_OBJECTIVE_. Render all of the data below as a Markdown table with two columns, Row and Data line, giving each non-blank line its own numbered row and leaving out blank lines.

((

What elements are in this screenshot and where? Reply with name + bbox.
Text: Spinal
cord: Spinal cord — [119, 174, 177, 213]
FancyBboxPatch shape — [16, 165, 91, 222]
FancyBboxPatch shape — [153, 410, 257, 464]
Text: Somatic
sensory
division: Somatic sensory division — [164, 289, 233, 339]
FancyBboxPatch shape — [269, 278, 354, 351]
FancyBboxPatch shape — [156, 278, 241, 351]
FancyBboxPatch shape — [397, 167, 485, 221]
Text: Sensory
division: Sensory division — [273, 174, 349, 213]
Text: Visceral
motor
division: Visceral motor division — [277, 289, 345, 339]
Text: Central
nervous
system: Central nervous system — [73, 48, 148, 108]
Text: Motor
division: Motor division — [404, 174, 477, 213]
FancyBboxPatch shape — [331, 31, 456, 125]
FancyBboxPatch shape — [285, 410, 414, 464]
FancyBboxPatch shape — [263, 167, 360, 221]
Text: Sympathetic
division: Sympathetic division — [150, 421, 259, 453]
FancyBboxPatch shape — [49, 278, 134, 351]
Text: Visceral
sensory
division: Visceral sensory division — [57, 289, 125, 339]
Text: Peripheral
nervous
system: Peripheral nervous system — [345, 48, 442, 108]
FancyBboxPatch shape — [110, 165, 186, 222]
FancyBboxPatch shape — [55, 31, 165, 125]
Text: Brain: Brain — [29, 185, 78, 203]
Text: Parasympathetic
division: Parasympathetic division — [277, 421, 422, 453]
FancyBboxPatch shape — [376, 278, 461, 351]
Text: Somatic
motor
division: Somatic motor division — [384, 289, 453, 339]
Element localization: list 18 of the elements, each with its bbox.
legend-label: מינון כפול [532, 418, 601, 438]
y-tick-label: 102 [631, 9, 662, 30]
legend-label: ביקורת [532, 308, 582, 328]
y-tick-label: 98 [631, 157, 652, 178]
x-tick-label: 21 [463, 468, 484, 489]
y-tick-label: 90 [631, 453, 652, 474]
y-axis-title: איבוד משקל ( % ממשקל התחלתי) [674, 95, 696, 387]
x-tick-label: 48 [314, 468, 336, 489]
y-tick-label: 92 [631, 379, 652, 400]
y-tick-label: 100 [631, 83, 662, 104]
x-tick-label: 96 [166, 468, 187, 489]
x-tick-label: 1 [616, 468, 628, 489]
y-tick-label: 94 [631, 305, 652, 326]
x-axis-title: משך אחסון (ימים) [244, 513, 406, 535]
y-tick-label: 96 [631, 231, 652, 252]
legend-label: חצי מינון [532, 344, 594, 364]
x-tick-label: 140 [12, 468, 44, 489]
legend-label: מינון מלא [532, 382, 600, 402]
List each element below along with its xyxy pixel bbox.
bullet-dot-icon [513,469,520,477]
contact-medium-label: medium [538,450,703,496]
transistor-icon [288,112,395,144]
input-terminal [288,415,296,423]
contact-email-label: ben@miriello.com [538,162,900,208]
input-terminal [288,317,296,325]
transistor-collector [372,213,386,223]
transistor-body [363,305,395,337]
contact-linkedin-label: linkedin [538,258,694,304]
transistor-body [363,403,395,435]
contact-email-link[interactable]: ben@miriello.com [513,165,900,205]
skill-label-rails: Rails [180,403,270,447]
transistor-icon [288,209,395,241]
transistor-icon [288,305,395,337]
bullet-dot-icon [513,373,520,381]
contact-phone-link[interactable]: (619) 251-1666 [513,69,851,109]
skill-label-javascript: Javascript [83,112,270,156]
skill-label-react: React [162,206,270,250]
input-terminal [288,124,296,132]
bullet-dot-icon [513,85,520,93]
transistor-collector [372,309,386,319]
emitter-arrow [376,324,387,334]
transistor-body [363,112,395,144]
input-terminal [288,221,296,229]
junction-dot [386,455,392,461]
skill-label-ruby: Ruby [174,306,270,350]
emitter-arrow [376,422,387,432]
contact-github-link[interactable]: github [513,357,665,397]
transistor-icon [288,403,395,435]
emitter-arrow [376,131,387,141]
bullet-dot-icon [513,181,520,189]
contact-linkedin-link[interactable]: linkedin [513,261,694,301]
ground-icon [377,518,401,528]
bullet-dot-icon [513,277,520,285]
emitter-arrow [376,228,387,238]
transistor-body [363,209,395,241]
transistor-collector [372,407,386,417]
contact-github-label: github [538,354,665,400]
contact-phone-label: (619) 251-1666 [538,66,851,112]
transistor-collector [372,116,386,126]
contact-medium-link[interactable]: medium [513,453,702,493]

))

_EXPECTED ANSWER_.
| Row | Data line |
|---|---|
| 1 | What elements are in this screenshot and where? Reply with name + bbox. |
| 2 | Text: Spinal |
| 3 | cord: Spinal cord — [119, 174, 177, 213] |
| 4 | FancyBboxPatch shape — [16, 165, 91, 222] |
| 5 | FancyBboxPatch shape — [153, 410, 257, 464] |
| 6 | Text: Somatic |
| 7 | sensory |
| 8 | division: Somatic sensory division — [164, 289, 233, 339] |
| 9 | FancyBboxPatch shape — [269, 278, 354, 351] |
| 10 | FancyBboxPatch shape — [156, 278, 241, 351] |
| 11 | FancyBboxPatch shape — [397, 167, 485, 221] |
| 12 | Text: Sensory |
| 13 | division: Sensory division — [273, 174, 349, 213] |
| 14 | Text: Visceral |
| 15 | motor |
| 16 | division: Visceral motor division — [277, 289, 345, 339] |
| 17 | Text: Central |
| 18 | nervous |
| 19 | system: Central nervous system — [73, 48, 148, 108] |
| 20 | Text: Motor |
| 21 | division: Motor division — [404, 174, 477, 213] |
| 22 | FancyBboxPatch shape — [331, 31, 456, 125] |
| 23 | FancyBboxPatch shape — [285, 410, 414, 464] |
| 24 | FancyBboxPatch shape — [263, 167, 360, 221] |
| 25 | Text: Sympathetic |
| 26 | division: Sympathetic division — [150, 421, 259, 453] |
| 27 | FancyBboxPatch shape — [49, 278, 134, 351] |
| 28 | Text: Visceral |
| 29 | sensory |
| 30 | division: Visceral sensory division — [57, 289, 125, 339] |
| 31 | Text: Peripheral |
| 32 | nervous |
| 33 | system: Peripheral nervous system — [345, 48, 442, 108] |
| 34 | FancyBboxPatch shape — [110, 165, 186, 222] |
| 35 | FancyBboxPatch shape — [55, 31, 165, 125] |
| 36 | Text: Brain: Brain — [29, 185, 78, 203] |
| 37 | Text: Parasympathetic |
| 38 | division: Parasympathetic division — [277, 421, 422, 453] |
| 39 | FancyBboxPatch shape — [376, 278, 461, 351] |
| 40 | Text: Somatic |
| 41 | motor |
| 42 | division: Somatic motor division — [384, 289, 453, 339] |
| 43 | Element localization: list 18 of the elements, each with its bbox. |
| 44 | legend-label: מינון כפול [532, 418, 601, 438] |
| 45 | y-tick-label: 102 [631, 9, 662, 30] |
| 46 | legend-label: ביקורת [532, 308, 582, 328] |
| 47 | y-tick-label: 98 [631, 157, 652, 178] |
| 48 | x-tick-label: 21 [463, 468, 484, 489] |
| 49 | y-tick-label: 90 [631, 453, 652, 474] |
| 50 | y-axis-title: איבוד משקל ( % ממשקל התחלתי) [674, 95, 696, 387] |
| 51 | x-tick-label: 48 [314, 468, 336, 489] |
| 52 | y-tick-label: 92 [631, 379, 652, 400] |
| 53 | y-tick-label: 100 [631, 83, 662, 104] |
| 54 | x-tick-label: 96 [166, 468, 187, 489] |
| 55 | x-tick-label: 1 [616, 468, 628, 489] |
| 56 | y-tick-label: 94 [631, 305, 652, 326] |
| 57 | x-axis-title: משך אחסון (ימים) [244, 513, 406, 535] |
| 58 | y-tick-label: 96 [631, 231, 652, 252] |
| 59 | legend-label: חצי מינון [532, 344, 594, 364] |
| 60 | x-tick-label: 140 [12, 468, 44, 489] |
| 61 | legend-label: מינון מלא [532, 382, 600, 402] |
| 62 | List each element below along with its xyxy pixel bbox. |
| 63 | bullet-dot-icon [513,469,520,477] |
| 64 | contact-medium-label: medium [538,450,703,496] |
| 65 | transistor-icon [288,112,395,144] |
| 66 | input-terminal [288,415,296,423] |
| 67 | contact-email-label: ben@miriello.com [538,162,900,208] |
| 68 | input-terminal [288,317,296,325] |
| 69 | transistor-collector [372,213,386,223] |
| 70 | transistor-body [363,305,395,337] |
| 71 | contact-linkedin-label: linkedin [538,258,694,304] |
| 72 | transistor-body [363,403,395,435] |
| 73 | contact-email-link[interactable]: ben@miriello.com [513,165,900,205] |
| 74 | skill-label-rails: Rails [180,403,270,447] |
| 75 | transistor-icon [288,209,395,241] |
| 76 | transistor-icon [288,305,395,337] |
| 77 | bullet-dot-icon [513,373,520,381] |
| 78 | contact-phone-link[interactable]: (619) 251-1666 [513,69,851,109] |
| 79 | skill-label-javascript: Javascript [83,112,270,156] |
| 80 | skill-label-react: React [162,206,270,250] |
| 81 | input-terminal [288,124,296,132] |
| 82 | bullet-dot-icon [513,85,520,93] |
| 83 | transistor-collector [372,309,386,319] |
| 84 | emitter-arrow [376,324,387,334] |
| 85 | transistor-body [363,112,395,144] |
| 86 | input-terminal [288,221,296,229] |
| 87 | junction-dot [386,455,392,461] |
| 88 | skill-label-ruby: Ruby [174,306,270,350] |
| 89 | emitter-arrow [376,422,387,432] |
| 90 | contact-github-link[interactable]: github [513,357,665,397] |
| 91 | transistor-icon [288,403,395,435] |
| 92 | emitter-arrow [376,131,387,141] |
| 93 | bullet-dot-icon [513,181,520,189] |
| 94 | contact-linkedin-link[interactable]: linkedin [513,261,694,301] |
| 95 | ground-icon [377,518,401,528] |
| 96 | bullet-dot-icon [513,277,520,285] |
| 97 | emitter-arrow [376,228,387,238] |
| 98 | transistor-body [363,209,395,241] |
| 99 | transistor-collector [372,407,386,417] |
| 100 | contact-github-label: github [538,354,665,400] |
| 101 | contact-phone-label: (619) 251-1666 [538,66,851,112] |
| 102 | transistor-collector [372,116,386,126] |
| 103 | contact-medium-link[interactable]: medium [513,453,702,493] |